▶ _INSTRUCTION_:
Repeat the entire listing exactly.
== SUPPLIED DATA ==
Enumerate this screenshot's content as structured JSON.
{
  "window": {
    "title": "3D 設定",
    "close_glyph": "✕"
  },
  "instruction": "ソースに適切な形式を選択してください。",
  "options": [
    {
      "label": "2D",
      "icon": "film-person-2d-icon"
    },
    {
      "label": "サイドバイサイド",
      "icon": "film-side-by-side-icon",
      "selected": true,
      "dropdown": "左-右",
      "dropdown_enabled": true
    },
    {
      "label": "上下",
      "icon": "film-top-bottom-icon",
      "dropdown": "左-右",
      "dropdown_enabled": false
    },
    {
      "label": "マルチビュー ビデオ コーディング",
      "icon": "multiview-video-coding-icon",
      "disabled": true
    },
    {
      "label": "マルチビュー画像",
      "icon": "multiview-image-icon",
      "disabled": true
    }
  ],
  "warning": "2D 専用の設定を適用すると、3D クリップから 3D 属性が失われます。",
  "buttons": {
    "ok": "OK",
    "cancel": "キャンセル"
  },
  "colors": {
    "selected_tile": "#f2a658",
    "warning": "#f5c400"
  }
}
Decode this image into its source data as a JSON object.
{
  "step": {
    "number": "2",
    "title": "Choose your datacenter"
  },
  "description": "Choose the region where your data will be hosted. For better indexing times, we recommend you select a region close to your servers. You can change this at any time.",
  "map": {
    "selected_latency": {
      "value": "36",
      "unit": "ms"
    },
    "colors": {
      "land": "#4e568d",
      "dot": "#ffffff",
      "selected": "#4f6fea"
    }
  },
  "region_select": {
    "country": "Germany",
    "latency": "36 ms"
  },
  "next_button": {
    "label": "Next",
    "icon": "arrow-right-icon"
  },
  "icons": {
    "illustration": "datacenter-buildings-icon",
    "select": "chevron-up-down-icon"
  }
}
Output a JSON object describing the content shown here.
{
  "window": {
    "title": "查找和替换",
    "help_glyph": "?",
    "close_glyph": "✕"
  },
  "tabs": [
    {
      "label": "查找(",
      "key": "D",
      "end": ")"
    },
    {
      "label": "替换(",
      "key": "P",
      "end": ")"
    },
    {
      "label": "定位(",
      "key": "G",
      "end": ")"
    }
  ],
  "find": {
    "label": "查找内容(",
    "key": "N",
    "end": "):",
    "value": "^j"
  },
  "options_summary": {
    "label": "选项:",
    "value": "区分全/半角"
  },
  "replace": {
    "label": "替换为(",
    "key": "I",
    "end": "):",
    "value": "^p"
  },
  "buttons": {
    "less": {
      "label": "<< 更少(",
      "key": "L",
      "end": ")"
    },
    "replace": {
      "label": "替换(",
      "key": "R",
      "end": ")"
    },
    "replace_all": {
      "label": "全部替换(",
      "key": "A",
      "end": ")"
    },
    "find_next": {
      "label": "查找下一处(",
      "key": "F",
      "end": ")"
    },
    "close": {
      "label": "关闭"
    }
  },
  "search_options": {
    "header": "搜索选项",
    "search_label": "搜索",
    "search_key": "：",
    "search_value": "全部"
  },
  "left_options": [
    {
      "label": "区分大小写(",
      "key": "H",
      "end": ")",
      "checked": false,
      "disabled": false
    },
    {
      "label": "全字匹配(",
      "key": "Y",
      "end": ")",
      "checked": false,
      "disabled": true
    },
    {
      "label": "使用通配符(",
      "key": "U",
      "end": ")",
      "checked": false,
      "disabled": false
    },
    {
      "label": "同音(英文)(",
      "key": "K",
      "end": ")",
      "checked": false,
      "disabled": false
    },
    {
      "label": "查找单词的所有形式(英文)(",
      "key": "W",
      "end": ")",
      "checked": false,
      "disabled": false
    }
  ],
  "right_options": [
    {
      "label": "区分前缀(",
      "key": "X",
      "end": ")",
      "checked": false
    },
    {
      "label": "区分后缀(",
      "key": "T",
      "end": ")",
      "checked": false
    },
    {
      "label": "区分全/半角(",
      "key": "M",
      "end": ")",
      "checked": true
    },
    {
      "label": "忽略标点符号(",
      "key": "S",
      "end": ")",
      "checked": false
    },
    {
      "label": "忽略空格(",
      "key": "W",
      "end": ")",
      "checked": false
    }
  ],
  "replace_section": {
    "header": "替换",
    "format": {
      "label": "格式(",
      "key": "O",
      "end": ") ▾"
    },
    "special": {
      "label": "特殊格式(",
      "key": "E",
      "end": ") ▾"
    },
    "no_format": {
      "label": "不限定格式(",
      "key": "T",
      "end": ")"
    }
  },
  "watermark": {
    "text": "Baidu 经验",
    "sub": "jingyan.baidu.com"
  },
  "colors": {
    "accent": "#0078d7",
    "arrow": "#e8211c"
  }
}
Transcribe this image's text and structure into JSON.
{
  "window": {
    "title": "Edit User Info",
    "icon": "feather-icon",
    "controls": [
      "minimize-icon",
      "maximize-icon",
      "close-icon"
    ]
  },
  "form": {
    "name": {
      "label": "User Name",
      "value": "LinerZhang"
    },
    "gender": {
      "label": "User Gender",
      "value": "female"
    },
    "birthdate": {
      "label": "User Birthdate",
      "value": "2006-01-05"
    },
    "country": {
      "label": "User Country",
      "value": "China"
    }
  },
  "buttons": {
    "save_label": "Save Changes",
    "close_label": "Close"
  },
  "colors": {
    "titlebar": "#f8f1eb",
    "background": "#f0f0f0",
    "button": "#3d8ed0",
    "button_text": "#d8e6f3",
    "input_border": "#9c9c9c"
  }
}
===
▶ _EXERCISE SOLUTION_:
Enumerate this screenshot's content as structured JSON.
{
  "window": {
    "title": "3D 設定",
    "close_glyph": "✕"
  },
  "instruction": "ソースに適切な形式を選択してください。",
  "options": [
    {
      "label": "2D",
      "icon": "film-person-2d-icon"
    },
    {
      "label": "サイドバイサイド",
      "icon": "film-side-by-side-icon",
      "selected": true,
      "dropdown": "左-右",
      "dropdown_enabled": true
    },
    {
      "label": "上下",
      "icon": "film-top-bottom-icon",
      "dropdown": "左-右",
      "dropdown_enabled": false
    },
    {
      "label": "マルチビュー ビデオ コーディング",
      "icon": "multiview-video-coding-icon",
      "disabled": true
    },
    {
      "label": "マルチビュー画像",
      "icon": "multiview-image-icon",
      "disabled": true
    }
  ],
  "warning": "2D 専用の設定を適用すると、3D クリップから 3D 属性が失われます。",
  "buttons": {
    "ok": "OK",
    "cancel": "キャンセル"
  },
  "colors": {
    "selected_tile": "#f2a658",
    "warning": "#f5c400"
  }
}
Decode this image into its source data as a JSON object.
{
  "step": {
    "number": "2",
    "title": "Choose your datacenter"
  },
  "description": "Choose the region where your data will be hosted. For better indexing times, we recommend you select a region close to your servers. You can change this at any time.",
  "map": {
    "selected_latency": {
      "value": "36",
      "unit": "ms"
    },
    "colors": {
      "land": "#4e568d",
      "dot": "#ffffff",
      "selected": "#4f6fea"
    }
  },
  "region_select": {
    "country": "Germany",
    "latency": "36 ms"
  },
  "next_button": {
    "label": "Next",
    "icon": "arrow-right-icon"
  },
  "icons": {
    "illustration": "datacenter-buildings-icon",
    "select": "chevron-up-down-icon"
  }
}
Output a JSON object describing the content shown here.
{
  "window": {
    "title": "查找和替换",
    "help_glyph": "?",
    "close_glyph": "✕"
  },
  "tabs": [
    {
      "label": "查找(",
      "key": "D",
      "end": ")"
    },
    {
      "label": "替换(",
      "key": "P",
      "end": ")"
    },
    {
      "label": "定位(",
      "key": "G",
      "end": ")"
    }
  ],
  "find": {
    "label": "查找内容(",
    "key": "N",
    "end": "):",
    "value": "^j"
  },
  "options_summary": {
    "label": "选项:",
    "value": "区分全/半角"
  },
  "replace": {
    "label": "替换为(",
    "key": "I",
    "end": "):",
    "value": "^p"
  },
  "buttons": {
    "less": {
      "label": "<< 更少(",
      "key": "L",
      "end": ")"
    },
    "replace": {
      "label": "替换(",
      "key": "R",
      "end": ")"
    },
    "replace_all": {
      "label": "全部替换(",
      "key": "A",
      "end": ")"
    },
    "find_next": {
      "label": "查找下一处(",
      "key": "F",
      "end": ")"
    },
    "close": {
      "label": "关闭"
    }
  },
  "search_options": {
    "header": "搜索选项",
    "search_label": "搜索",
    "search_key": "：",
    "search_value": "全部"
  },
  "left_options": [
    {
      "label": "区分大小写(",
      "key": "H",
      "end": ")",
      "checked": false,
      "disabled": false
    },
    {
      "label": "全字匹配(",
      "key": "Y",
      "end": ")",
      "checked": false,
      "disabled": true
    },
    {
      "label": "使用通配符(",
      "key": "U",
      "end": ")",
      "checked": false,
      "disabled": false
    },
    {
      "label": "同音(英文)(",
      "key": "K",
      "end": ")",
      "checked": false,
      "disabled": false
    },
    {
      "label": "查找单词的所有形式(英文)(",
      "key": "W",
      "end": ")",
      "checked": false,
      "disabled": false
    }
  ],
  "right_options": [
    {
      "label": "区分前缀(",
      "key": "X",
      "end": ")",
      "checked": false
    },
    {
      "label": "区分后缀(",
      "key": "T",
      "end": ")",
      "checked": false
    },
    {
      "label": "区分全/半角(",
      "key": "M",
      "end": ")",
      "checked": true
    },
    {
      "label": "忽略标点符号(",
      "key": "S",
      "end": ")",
      "checked": false
    },
    {
      "label": "忽略空格(",
      "key": "W",
      "end": ")",
      "checked": false
    }
  ],
  "replace_section": {
    "header": "替换",
    "format": {
      "label": "格式(",
      "key": "O",
      "end": ") ▾"
    },
    "special": {
      "label": "特殊格式(",
      "key": "E",
      "end": ") ▾"
    },
    "no_format": {
      "label": "不限定格式(",
      "key": "T",
      "end": ")"
    }
  },
  "watermark": {
    "text": "Baidu 经验",
    "sub": "jingyan.baidu.com"
  },
  "colors": {
    "accent": "#0078d7",
    "arrow": "#e8211c"
  }
}
Transcribe this image's text and structure into JSON.
{
  "window": {
    "title": "Edit User Info",
    "icon": "feather-icon",
    "controls": [
      "minimize-icon",
      "maximize-icon",
      "close-icon"
    ]
  },
  "form": {
    "name": {
      "label": "User Name",
      "value": "LinerZhang"
    },
    "gender": {
      "label": "User Gender",
      "value": "female"
    },
    "birthdate": {
      "label": "User Birthdate",
      "value": "2006-01-05"
    },
    "country": {
      "label": "User Country",
      "value": "China"
    }
  },
  "buttons": {
    "save_label": "Save Changes",
    "close_label": "Close"
  },
  "colors": {
    "titlebar": "#f8f1eb",
    "background": "#f0f0f0",
    "button": "#3d8ed0",
    "button_text": "#d8e6f3",
    "input_border": "#9c9c9c"
  }
}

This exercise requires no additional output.